WHAT TO DO: In the entries below, find the lines with the word "Francis" and copy them.

* Start DATA TO PROCESS *

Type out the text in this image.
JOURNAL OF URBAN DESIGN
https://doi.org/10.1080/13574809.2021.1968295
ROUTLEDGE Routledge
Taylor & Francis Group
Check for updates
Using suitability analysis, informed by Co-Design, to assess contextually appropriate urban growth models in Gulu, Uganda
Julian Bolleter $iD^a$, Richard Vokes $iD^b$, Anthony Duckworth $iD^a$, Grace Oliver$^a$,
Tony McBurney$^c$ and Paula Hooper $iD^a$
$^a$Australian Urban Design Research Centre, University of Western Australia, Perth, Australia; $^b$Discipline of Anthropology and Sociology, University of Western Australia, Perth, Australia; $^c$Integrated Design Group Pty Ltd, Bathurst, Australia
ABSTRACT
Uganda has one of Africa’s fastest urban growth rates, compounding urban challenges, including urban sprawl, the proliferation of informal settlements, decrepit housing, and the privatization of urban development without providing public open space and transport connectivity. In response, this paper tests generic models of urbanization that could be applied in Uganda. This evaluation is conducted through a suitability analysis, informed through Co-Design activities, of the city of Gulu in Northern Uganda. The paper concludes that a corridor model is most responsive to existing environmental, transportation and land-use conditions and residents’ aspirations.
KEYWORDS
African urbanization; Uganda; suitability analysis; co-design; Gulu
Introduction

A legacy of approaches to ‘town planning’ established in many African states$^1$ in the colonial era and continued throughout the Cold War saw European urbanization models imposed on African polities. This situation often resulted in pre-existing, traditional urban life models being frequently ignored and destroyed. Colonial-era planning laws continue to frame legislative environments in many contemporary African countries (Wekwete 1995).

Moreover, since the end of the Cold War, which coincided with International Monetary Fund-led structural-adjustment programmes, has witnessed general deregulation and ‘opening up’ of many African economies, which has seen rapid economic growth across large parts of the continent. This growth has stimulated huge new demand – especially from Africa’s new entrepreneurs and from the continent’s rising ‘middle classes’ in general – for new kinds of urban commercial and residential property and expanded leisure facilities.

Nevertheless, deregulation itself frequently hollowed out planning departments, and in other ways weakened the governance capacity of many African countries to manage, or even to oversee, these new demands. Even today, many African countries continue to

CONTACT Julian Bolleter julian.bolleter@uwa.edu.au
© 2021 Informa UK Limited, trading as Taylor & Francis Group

* End DATA TO PROCESS *

WRITTEN SOLUTION:
Taylor & Francis Group
© 2021 Informa UK Limited, trading as Taylor & Francis Group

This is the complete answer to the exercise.